§ What is required: Write out each line exactly as given. Leave the pictures out of your copy.

* Start *

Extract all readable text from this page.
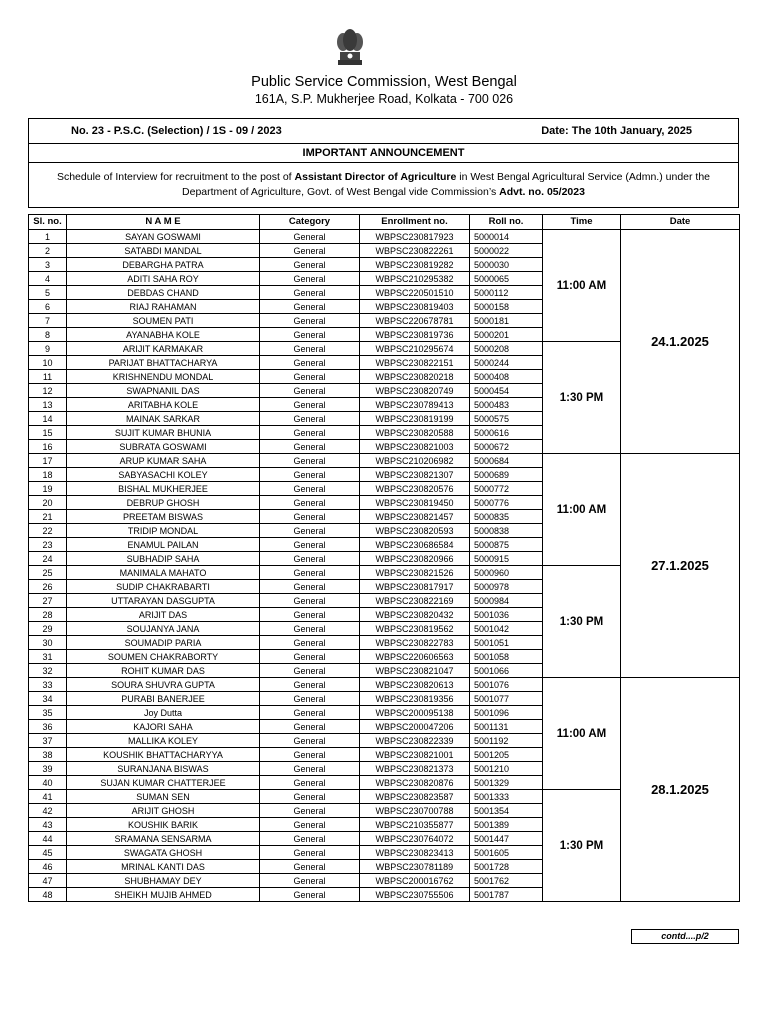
Public Service Commission, West Bengal
161A, S.P. Mukherjee Road, Kolkata - 700 026
No. 23 - P.S.C. (Selection) / 1S - 09 / 2023	Date: The 10th January, 2025
IMPORTANT ANNOUNCEMENT
Schedule of Interview for recruitment to the post of Assistant Director of Agriculture in West Bengal Agricultural Service (Admn.) under the Department of Agriculture, Govt. of West Bengal vide Commission’s Advt. no. 05/2023
Sl. no.	N A M E	Category	Enrollment no.	Roll no.	Time	Date
1	SAYAN GOSWAMI	General	WBPSC230817923	5000014	11:00 AM	24.1.2025
2	SATABDI MANDAL	General	WBPSC230822261	5000022		
3	DEBARGHA PATRA	General	WBPSC230819282	5000030		
4	ADITI SAHA ROY	General	WBPSC210295382	5000065		
5	DEBDAS CHAND	General	WBPSC220501510	5000112		
6	RIAJ RAHAMAN	General	WBPSC230819403	5000158		
7	SOUMEN PATI	General	WBPSC220678781	5000181		
8	AYANABHA KOLE	General	WBPSC230819736	5000201		
9	ARIJIT KARMAKAR	General	WBPSC210295674	5000208	1:30 PM	
10	PARIJAT BHATTACHARYA	General	WBPSC230822151	5000244		
11	KRISHNENDU MONDAL	General	WBPSC230820218	5000408		
12	SWAPNANIL DAS	General	WBPSC230820749	5000454		
13	ARITABHA KOLE	General	WBPSC230789413	5000483		
14	MAINAK SARKAR	General	WBPSC230819199	5000575		
15	SUJIT KUMAR BHUNIA	General	WBPSC230820588	5000616		
16	SUBRATA GOSWAMI	General	WBPSC230821003	5000672		
17	ARUP KUMAR SAHA	General	WBPSC210206982	5000684	11:00 AM	27.1.2025
18	SABYASACHI KOLEY	General	WBPSC230821307	5000689		
19	BISHAL MUKHERJEE	General	WBPSC230820576	5000772		
20	DEBRUP GHOSH	General	WBPSC230819450	5000776		
21	PREETAM BISWAS	General	WBPSC230821457	5000835		
22	TRIDIP MONDAL	General	WBPSC230820593	5000838		
23	ENAMUL PAILAN	General	WBPSC230686584	5000875		
24	SUBHADIP SAHA	General	WBPSC230820966	5000915		
25	MANIMALA MAHATO	General	WBPSC230821526	5000960	1:30 PM	
26	SUDIP CHAKRABARTI	General	WBPSC230817917	5000978		
27	UTTARAYAN DASGUPTA	General	WBPSC230822169	5000984		
28	ARIJIT DAS	General	WBPSC230820432	5001036		
29	SOUJANYA JANA	General	WBPSC230819562	5001042		
30	SOUMADIP PARIA	General	WBPSC230822783	5001051		
31	SOUMEN CHAKRABORTY	General	WBPSC220606563	5001058		
32	ROHIT KUMAR DAS	General	WBPSC230821047	5001066		
33	SOURA SHUVRA GUPTA	General	WBPSC230820613	5001076	11:00 AM	28.1.2025
34	PURABI BANERJEE	General	WBPSC230819356	5001077		
35	Joy Dutta	General	WBPSC200095138	5001096		
36	KAJORI SAHA	General	WBPSC200047206	5001131		
37	MALLIKA KOLEY	General	WBPSC230822339	5001192		
38	KOUSHIK BHATTACHARYYA	General	WBPSC230821001	5001205		
39	SURANJANA BISWAS	General	WBPSC230821373	5001210		
40	SUJAN KUMAR CHATTERJEE	General	WBPSC230820876	5001329		
41	SUMAN SEN	General	WBPSC230823587	5001333	1:30 PM	
42	ARIJIT GHOSH	General	WBPSC230700788	5001354		
43	KOUSHIK BARIK	General	WBPSC210355877	5001389		
44	SRAMANA SENSARMA	General	WBPSC230764072	5001447		
45	SWAGATA GHOSH	General	WBPSC230823413	5001605		
46	MRINAL KANTI DAS	General	WBPSC230781189	5001728		
47	SHUBHAMAY DEY	General	WBPSC200016762	5001762		
48	SHEIKH MUJIB AHMED	General	WBPSC230755506	5001787		
contd....p/2
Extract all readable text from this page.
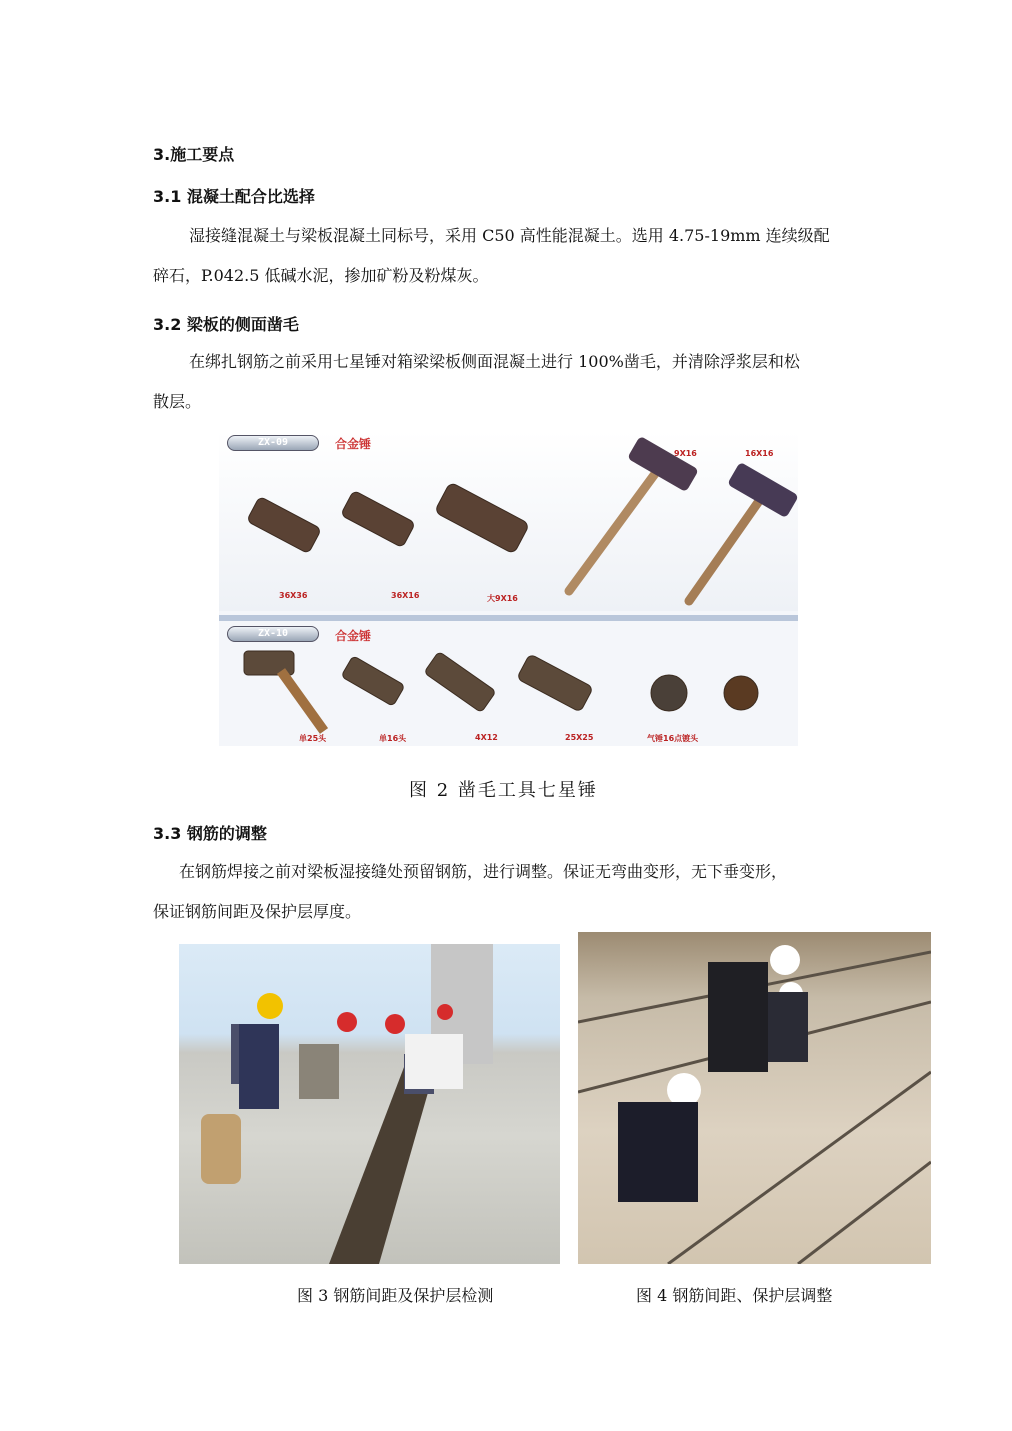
3.施工要点
3.1 混凝土配合比选择
湿接缝混凝土与梁板混凝土同标号，采用 C50 高性能混凝土。选用 4.75-19mm 连续级配
碎石，P.042.5 低碱水泥，掺加矿粉及粉煤灰。
3.2 梁板的侧面凿毛
在绑扎钢筋之前采用七星锤对箱梁梁板侧面混凝土进行 100%凿毛，并清除浮浆层和松
散层。
ZX-09	合金锤
36X36	36X16	大9X16
9X16	16X16
ZX-10	合金锤
单25头	单16头	4X12	25X25	气锤16点镀头
图 2 凿毛工具七星锤
3.3 钢筋的调整
在钢筋焊接之前对梁板湿接缝处预留钢筋，进行调整。保证无弯曲变形，无下垂变形，
保证钢筋间距及保护层厚度。
图 3 钢筋间距及保护层检测	图 4 钢筋间距、保护层调整
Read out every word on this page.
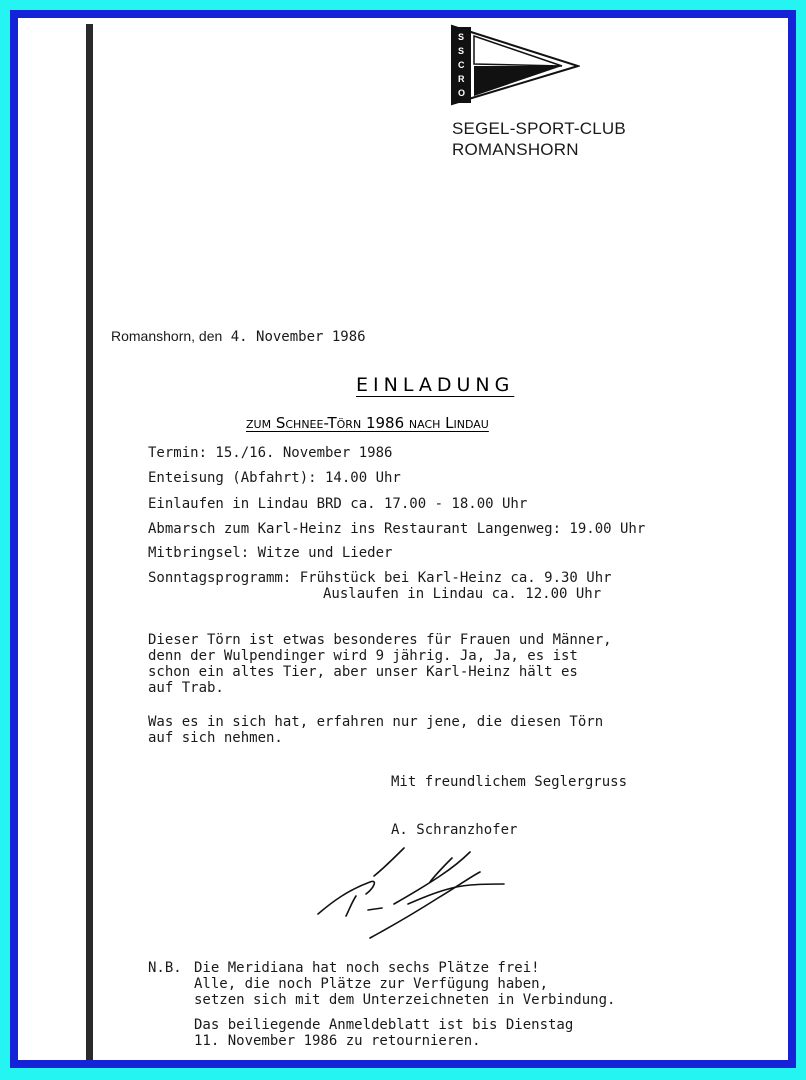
S
S
C
R
O
SEGEL-SPORT-CLUB
ROMANSHORN
Romanshorn, den 4. November 1986
EINLADUNG
zum Schnee-Törn 1986 nach Lindau
Termin: 15./16. November 1986
Enteisung (Abfahrt): 14.00 Uhr
Einlaufen in Lindau BRD ca. 17.00 - 18.00 Uhr
Abmarsch zum Karl-Heinz ins Restaurant Langenweg: 19.00 Uhr
Mitbringsel: Witze und Lieder
Sonntagsprogramm: Frühstück bei Karl-Heinz ca. 9.30 Uhr
Auslaufen in Lindau ca. 12.00 Uhr
Dieser Törn ist etwas besonderes für Frauen und Männer,
denn der Wulpendinger wird 9 jährig. Ja, Ja, es ist
schon ein altes Tier, aber unser Karl-Heinz hält es
auf Trab.
Was es in sich hat, erfahren nur jene, die diesen Törn
auf sich nehmen.
Mit freundlichem Seglergruss
A. Schranzhofer
N.B. Die Meridiana hat noch sechs Plätze frei!
Alle, die noch Plätze zur Verfügung haben,
setzen sich mit dem Unterzeichneten in Verbindung.
Das beiliegende Anmeldeblatt ist bis Dienstag
11. November 1986 zu retournieren.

* End *

§ Response to this exercise:
Extract all readable text from this page.
Public Service Commission, West Bengal
161A, S.P. Mukherjee Road, Kolkata - 700 026
No. 23 - P.S.C. (Selection) / 1S - 09 / 2023	Date: The 10th January, 2025
IMPORTANT ANNOUNCEMENT
Schedule of Interview for recruitment to the post of Assistant Director of Agriculture in West Bengal Agricultural Service (Admn.) under the Department of Agriculture, Govt. of West Bengal vide Commission’s Advt. no. 05/2023
Sl. no.	N A M E	Category	Enrollment no.	Roll no.	Time	Date
1	SAYAN GOSWAMI	General	WBPSC230817923	5000014	11:00 AM	24.1.2025
2	SATABDI MANDAL	General	WBPSC230822261	5000022		
3	DEBARGHA PATRA	General	WBPSC230819282	5000030		
4	ADITI SAHA ROY	General	WBPSC210295382	5000065		
5	DEBDAS CHAND	General	WBPSC220501510	5000112		
6	RIAJ RAHAMAN	General	WBPSC230819403	5000158		
7	SOUMEN PATI	General	WBPSC220678781	5000181		
8	AYANABHA KOLE	General	WBPSC230819736	5000201		
9	ARIJIT KARMAKAR	General	WBPSC210295674	5000208	1:30 PM	
10	PARIJAT BHATTACHARYA	General	WBPSC230822151	5000244		
11	KRISHNENDU MONDAL	General	WBPSC230820218	5000408		
12	SWAPNANIL DAS	General	WBPSC230820749	5000454		
13	ARITABHA KOLE	General	WBPSC230789413	5000483		
14	MAINAK SARKAR	General	WBPSC230819199	5000575		
15	SUJIT KUMAR BHUNIA	General	WBPSC230820588	5000616		
16	SUBRATA GOSWAMI	General	WBPSC230821003	5000672		
17	ARUP KUMAR SAHA	General	WBPSC210206982	5000684	11:00 AM	27.1.2025
18	SABYASACHI KOLEY	General	WBPSC230821307	5000689		
19	BISHAL MUKHERJEE	General	WBPSC230820576	5000772		
20	DEBRUP GHOSH	General	WBPSC230819450	5000776		
21	PREETAM BISWAS	General	WBPSC230821457	5000835		
22	TRIDIP MONDAL	General	WBPSC230820593	5000838		
23	ENAMUL PAILAN	General	WBPSC230686584	5000875		
24	SUBHADIP SAHA	General	WBPSC230820966	5000915		
25	MANIMALA MAHATO	General	WBPSC230821526	5000960	1:30 PM	
26	SUDIP CHAKRABARTI	General	WBPSC230817917	5000978		
27	UTTARAYAN DASGUPTA	General	WBPSC230822169	5000984		
28	ARIJIT DAS	General	WBPSC230820432	5001036		
29	SOUJANYA JANA	General	WBPSC230819562	5001042		
30	SOUMADIP PARIA	General	WBPSC230822783	5001051		
31	SOUMEN CHAKRABORTY	General	WBPSC220606563	5001058		
32	ROHIT KUMAR DAS	General	WBPSC230821047	5001066		
33	SOURA SHUVRA GUPTA	General	WBPSC230820613	5001076	11:00 AM	28.1.2025
34	PURABI BANERJEE	General	WBPSC230819356	5001077		
35	Joy Dutta	General	WBPSC200095138	5001096		
36	KAJORI SAHA	General	WBPSC200047206	5001131		
37	MALLIKA KOLEY	General	WBPSC230822339	5001192		
38	KOUSHIK BHATTACHARYYA	General	WBPSC230821001	5001205		
39	SURANJANA BISWAS	General	WBPSC230821373	5001210		
40	SUJAN KUMAR CHATTERJEE	General	WBPSC230820876	5001329		
41	SUMAN SEN	General	WBPSC230823587	5001333	1:30 PM	
42	ARIJIT GHOSH	General	WBPSC230700788	5001354		
43	KOUSHIK BARIK	General	WBPSC210355877	5001389		
44	SRAMANA SENSARMA	General	WBPSC230764072	5001447		
45	SWAGATA GHOSH	General	WBPSC230823413	5001605		
46	MRINAL KANTI DAS	General	WBPSC230781189	5001728		
47	SHUBHAMAY DEY	General	WBPSC200016762	5001762		
48	SHEIKH MUJIB AHMED	General	WBPSC230755506	5001787		
contd....p/2
Extract all readable text from this page.
3.施工要点
3.1 混凝土配合比选择
湿接缝混凝土与梁板混凝土同标号，采用 C50 高性能混凝土。选用 4.75-19mm 连续级配
碎石，P.042.5 低碱水泥，掺加矿粉及粉煤灰。
3.2 梁板的侧面凿毛
在绑扎钢筋之前采用七星锤对箱梁梁板侧面混凝土进行 100%凿毛，并清除浮浆层和松
散层。
ZX-09	合金锤
36X36	36X16	大9X16
9X16	16X16
ZX-10	合金锤
单25头	单16头	4X12	25X25	气锤16点镀头
图 2 凿毛工具七星锤
3.3 钢筋的调整
在钢筋焊接之前对梁板湿接缝处预留钢筋，进行调整。保证无弯曲变形，无下垂变形，
保证钢筋间距及保护层厚度。
图 3 钢筋间距及保护层检测	图 4 钢筋间距、保护层调整
Read out every word on this page.
S
S
C
R
O
SEGEL-SPORT-CLUB
ROMANSHORN
Romanshorn, den 4. November 1986
EINLADUNG
zum Schnee-Törn 1986 nach Lindau
Termin: 15./16. November 1986
Enteisung (Abfahrt): 14.00 Uhr
Einlaufen in Lindau BRD ca. 17.00 - 18.00 Uhr
Abmarsch zum Karl-Heinz ins Restaurant Langenweg: 19.00 Uhr
Mitbringsel: Witze und Lieder
Sonntagsprogramm: Frühstück bei Karl-Heinz ca. 9.30 Uhr
Auslaufen in Lindau ca. 12.00 Uhr
Dieser Törn ist etwas besonderes für Frauen und Männer,
denn der Wulpendinger wird 9 jährig. Ja, Ja, es ist
schon ein altes Tier, aber unser Karl-Heinz hält es
auf Trab.
Was es in sich hat, erfahren nur jene, die diesen Törn
auf sich nehmen.
Mit freundlichem Seglergruss
A. Schranzhofer
N.B. Die Meridiana hat noch sechs Plätze frei!
Alle, die noch Plätze zur Verfügung haben,
setzen sich mit dem Unterzeichneten in Verbindung.
Das beiliegende Anmeldeblatt ist bis Dienstag
11. November 1986 zu retournieren.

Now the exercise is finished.